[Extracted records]

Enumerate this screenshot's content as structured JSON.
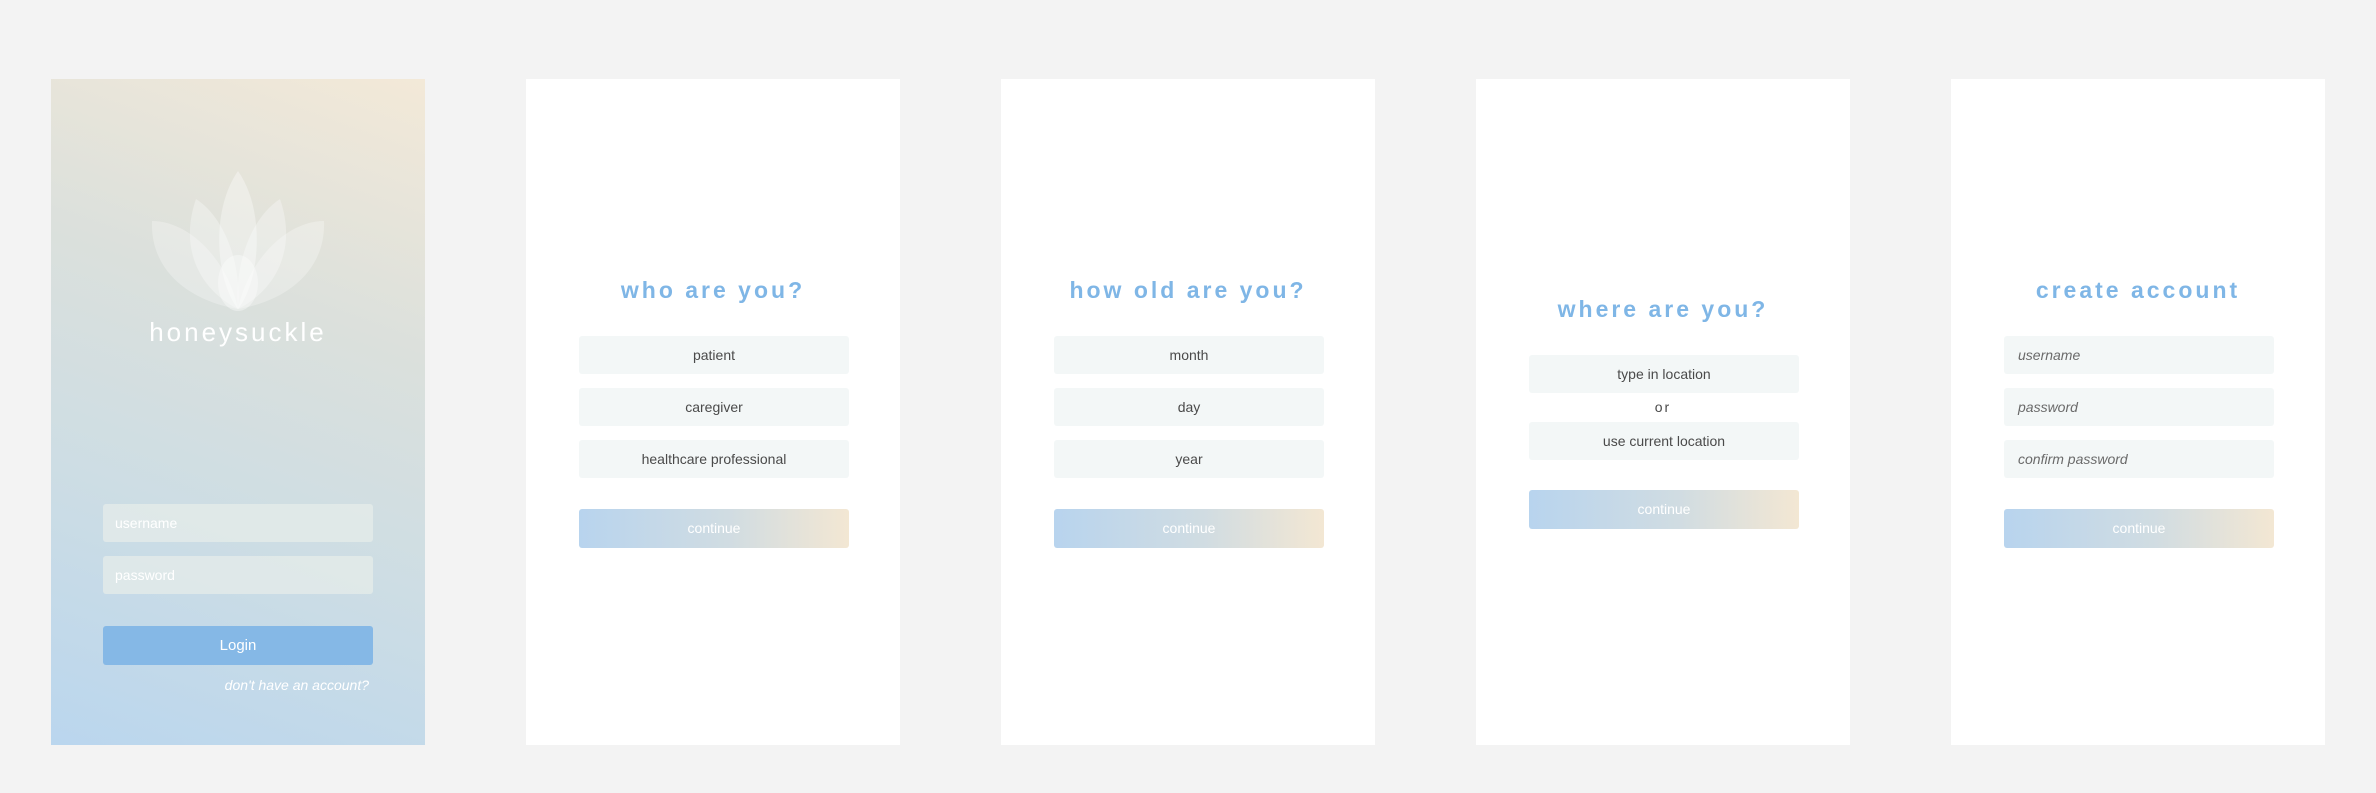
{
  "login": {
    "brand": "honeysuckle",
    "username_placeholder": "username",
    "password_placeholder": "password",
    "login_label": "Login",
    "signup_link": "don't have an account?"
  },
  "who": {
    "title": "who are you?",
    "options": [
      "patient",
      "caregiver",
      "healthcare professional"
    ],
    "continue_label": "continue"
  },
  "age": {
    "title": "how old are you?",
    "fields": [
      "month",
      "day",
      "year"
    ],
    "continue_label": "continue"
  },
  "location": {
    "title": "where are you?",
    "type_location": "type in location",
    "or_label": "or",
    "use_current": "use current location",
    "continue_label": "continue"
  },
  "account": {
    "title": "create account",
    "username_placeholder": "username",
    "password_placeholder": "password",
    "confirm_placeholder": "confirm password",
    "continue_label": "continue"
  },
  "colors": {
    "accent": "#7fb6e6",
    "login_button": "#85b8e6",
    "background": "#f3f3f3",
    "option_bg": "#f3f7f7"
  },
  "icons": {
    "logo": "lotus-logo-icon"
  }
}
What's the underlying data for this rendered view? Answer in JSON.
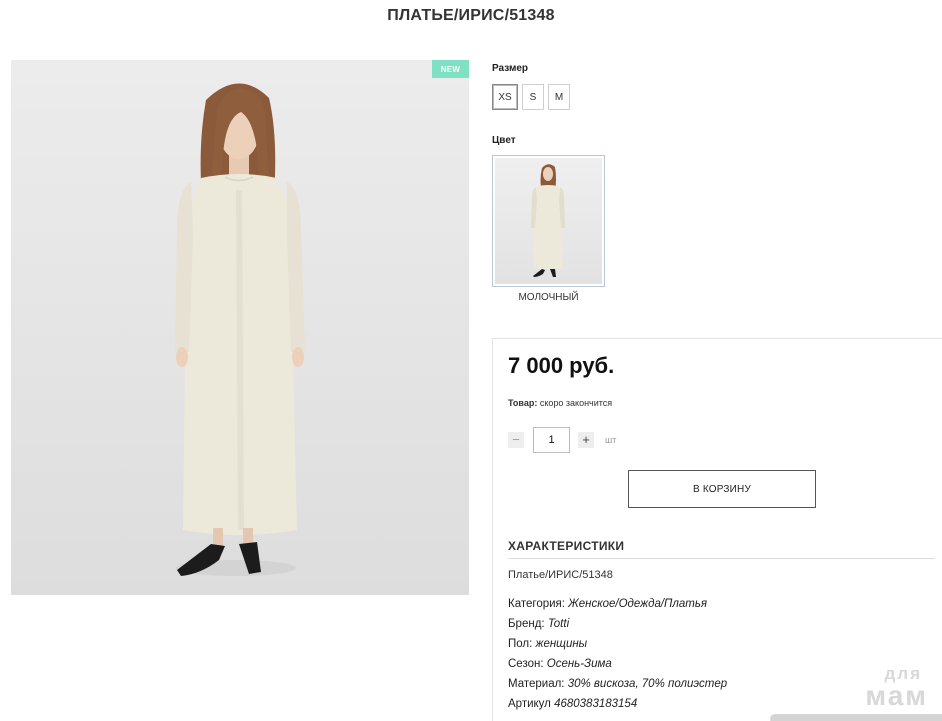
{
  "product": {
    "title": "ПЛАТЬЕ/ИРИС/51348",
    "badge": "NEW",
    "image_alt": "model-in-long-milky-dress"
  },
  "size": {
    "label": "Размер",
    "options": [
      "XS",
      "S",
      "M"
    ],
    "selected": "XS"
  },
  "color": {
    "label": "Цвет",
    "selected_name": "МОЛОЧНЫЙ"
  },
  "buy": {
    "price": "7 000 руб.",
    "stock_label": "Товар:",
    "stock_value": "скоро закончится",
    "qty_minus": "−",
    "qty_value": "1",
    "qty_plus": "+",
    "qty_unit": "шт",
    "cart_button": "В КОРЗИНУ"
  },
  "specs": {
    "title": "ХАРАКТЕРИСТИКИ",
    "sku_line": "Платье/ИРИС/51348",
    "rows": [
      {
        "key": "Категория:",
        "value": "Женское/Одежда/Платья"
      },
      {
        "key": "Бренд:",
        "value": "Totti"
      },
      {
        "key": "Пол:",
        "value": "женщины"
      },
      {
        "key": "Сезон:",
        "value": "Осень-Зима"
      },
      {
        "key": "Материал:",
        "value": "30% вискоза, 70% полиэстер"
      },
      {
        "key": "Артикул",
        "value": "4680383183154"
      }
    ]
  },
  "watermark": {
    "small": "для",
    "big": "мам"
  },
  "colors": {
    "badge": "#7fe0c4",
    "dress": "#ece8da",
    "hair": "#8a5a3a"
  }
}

> _Work to be completed_
Reproduce the material above in full and without alteration, but skip all pictures.

> _Solution below_
Enumerate this screenshot's content as structured JSON.
{
  "login": {
    "brand": "honeysuckle",
    "username_placeholder": "username",
    "password_placeholder": "password",
    "login_label": "Login",
    "signup_link": "don't have an account?"
  },
  "who": {
    "title": "who are you?",
    "options": [
      "patient",
      "caregiver",
      "healthcare professional"
    ],
    "continue_label": "continue"
  },
  "age": {
    "title": "how old are you?",
    "fields": [
      "month",
      "day",
      "year"
    ],
    "continue_label": "continue"
  },
  "location": {
    "title": "where are you?",
    "type_location": "type in location",
    "or_label": "or",
    "use_current": "use current location",
    "continue_label": "continue"
  },
  "account": {
    "title": "create account",
    "username_placeholder": "username",
    "password_placeholder": "password",
    "confirm_placeholder": "confirm password",
    "continue_label": "continue"
  },
  "colors": {
    "accent": "#7fb6e6",
    "login_button": "#85b8e6",
    "background": "#f3f3f3",
    "option_bg": "#f3f7f7"
  },
  "icons": {
    "logo": "lotus-logo-icon"
  }
}
What's the underlying data for this rendered view? Answer in JSON.
{
  "product": {
    "title": "ПЛАТЬЕ/ИРИС/51348",
    "badge": "NEW",
    "image_alt": "model-in-long-milky-dress"
  },
  "size": {
    "label": "Размер",
    "options": [
      "XS",
      "S",
      "M"
    ],
    "selected": "XS"
  },
  "color": {
    "label": "Цвет",
    "selected_name": "МОЛОЧНЫЙ"
  },
  "buy": {
    "price": "7 000 руб.",
    "stock_label": "Товар:",
    "stock_value": "скоро закончится",
    "qty_minus": "−",
    "qty_value": "1",
    "qty_plus": "+",
    "qty_unit": "шт",
    "cart_button": "В КОРЗИНУ"
  },
  "specs": {
    "title": "ХАРАКТЕРИСТИКИ",
    "sku_line": "Платье/ИРИС/51348",
    "rows": [
      {
        "key": "Категория:",
        "value": "Женское/Одежда/Платья"
      },
      {
        "key": "Бренд:",
        "value": "Totti"
      },
      {
        "key": "Пол:",
        "value": "женщины"
      },
      {
        "key": "Сезон:",
        "value": "Осень-Зима"
      },
      {
        "key": "Материал:",
        "value": "30% вискоза, 70% полиэстер"
      },
      {
        "key": "Артикул",
        "value": "4680383183154"
      }
    ]
  },
  "watermark": {
    "small": "для",
    "big": "мам"
  },
  "colors": {
    "badge": "#7fe0c4",
    "dress": "#ece8da",
    "hair": "#8a5a3a"
  }
}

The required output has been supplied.